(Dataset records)
** begin **

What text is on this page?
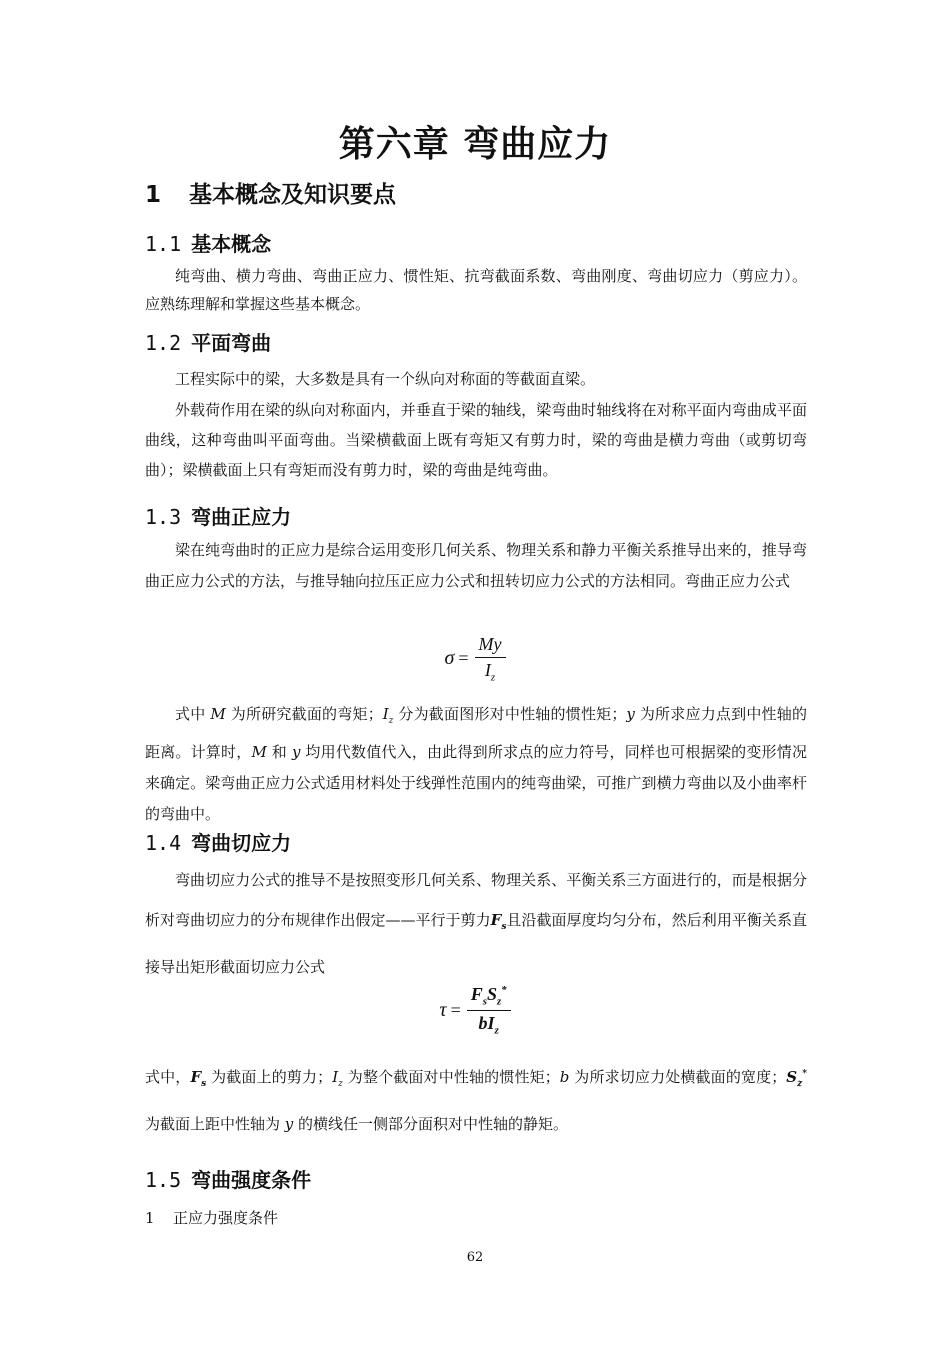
第六章 弯曲应力
1 基本概念及知识要点
1.1 基本概念
纯弯曲、横力弯曲、弯曲正应力、惯性矩、抗弯截面系数、弯曲刚度、弯曲切应力（剪应力）。应熟练理解和掌握这些基本概念。
1.2 平面弯曲
工程实际中的梁，大多数是具有一个纵向对称面的等截面直梁。
外载荷作用在梁的纵向对称面内，并垂直于梁的轴线，梁弯曲时轴线将在对称平面内弯曲成平面曲线，这种弯曲叫平面弯曲。当梁横截面上既有弯矩又有剪力时，梁的弯曲是横力弯曲（或剪切弯曲）；梁横截面上只有弯矩而没有剪力时，梁的弯曲是纯弯曲。
1.3 弯曲正应力
梁在纯弯曲时的正应力是综合运用变形几何关系、物理关系和静力平衡关系推导出来的，推导弯曲正应力公式的方法，与推导轴向拉压正应力公式和扭转切应力公式的方法相同。弯曲正应力公式
$\sigma = \frac{My}{I_z}$
式中 M 为所研究截面的弯矩；$I_z$ 分为截面图形对中性轴的惯性矩；y 为所求应力点到中性轴的距离。计算时，M 和 y 均用代数值代入，由此得到所求点的应力符号，同样也可根据梁的变形情况来确定。梁弯曲正应力公式适用材料处于线弹性范围内的纯弯曲梁，可推广到横力弯曲以及小曲率杆的弯曲中。
1.4 弯曲切应力
弯曲切应力公式的推导不是按照变形几何关系、物理关系、平衡关系三方面进行的，而是根据分析对弯曲切应力的分布规律作出假定——平行于剪力$F_s$且沿截面厚度均匀分布，然后利用平衡关系直接导出矩形截面切应力公式
$\tau = \frac{F_sS_z^*}{bI_z}$
式中，$F_s$ 为截面上的剪力；$I_z$ 为整个截面对中性轴的惯性矩；b 为所求切应力处横截面的宽度；$S_z^*$ 为截面上距中性轴为 y 的横线任一侧部分面积对中性轴的静矩。
1.5 弯曲强度条件
1 正应力强度条件
62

** end **

THE EXERCISE: The records above must be printed exactly; the pictures stay out.

EXERCISE OUTPUT:
What text is on this page?
第六章 弯曲应力
1 基本概念及知识要点
1.1 基本概念
纯弯曲、横力弯曲、弯曲正应力、惯性矩、抗弯截面系数、弯曲刚度、弯曲切应力（剪应力）。应熟练理解和掌握这些基本概念。
1.2 平面弯曲
工程实际中的梁，大多数是具有一个纵向对称面的等截面直梁。
外载荷作用在梁的纵向对称面内，并垂直于梁的轴线，梁弯曲时轴线将在对称平面内弯曲成平面曲线，这种弯曲叫平面弯曲。当梁横截面上既有弯矩又有剪力时，梁的弯曲是横力弯曲（或剪切弯曲）；梁横截面上只有弯矩而没有剪力时，梁的弯曲是纯弯曲。
1.3 弯曲正应力
梁在纯弯曲时的正应力是综合运用变形几何关系、物理关系和静力平衡关系推导出来的，推导弯曲正应力公式的方法，与推导轴向拉压正应力公式和扭转切应力公式的方法相同。弯曲正应力公式
$\sigma = \frac{My}{I_z}$
式中 M 为所研究截面的弯矩；$I_z$ 分为截面图形对中性轴的惯性矩；y 为所求应力点到中性轴的距离。计算时，M 和 y 均用代数值代入，由此得到所求点的应力符号，同样也可根据梁的变形情况来确定。梁弯曲正应力公式适用材料处于线弹性范围内的纯弯曲梁，可推广到横力弯曲以及小曲率杆的弯曲中。
1.4 弯曲切应力
弯曲切应力公式的推导不是按照变形几何关系、物理关系、平衡关系三方面进行的，而是根据分析对弯曲切应力的分布规律作出假定——平行于剪力$F_s$且沿截面厚度均匀分布，然后利用平衡关系直接导出矩形截面切应力公式
$\tau = \frac{F_sS_z^*}{bI_z}$
式中，$F_s$ 为截面上的剪力；$I_z$ 为整个截面对中性轴的惯性矩；b 为所求切应力处横截面的宽度；$S_z^*$ 为截面上距中性轴为 y 的横线任一侧部分面积对中性轴的静矩。
1.5 弯曲强度条件
1 正应力强度条件
62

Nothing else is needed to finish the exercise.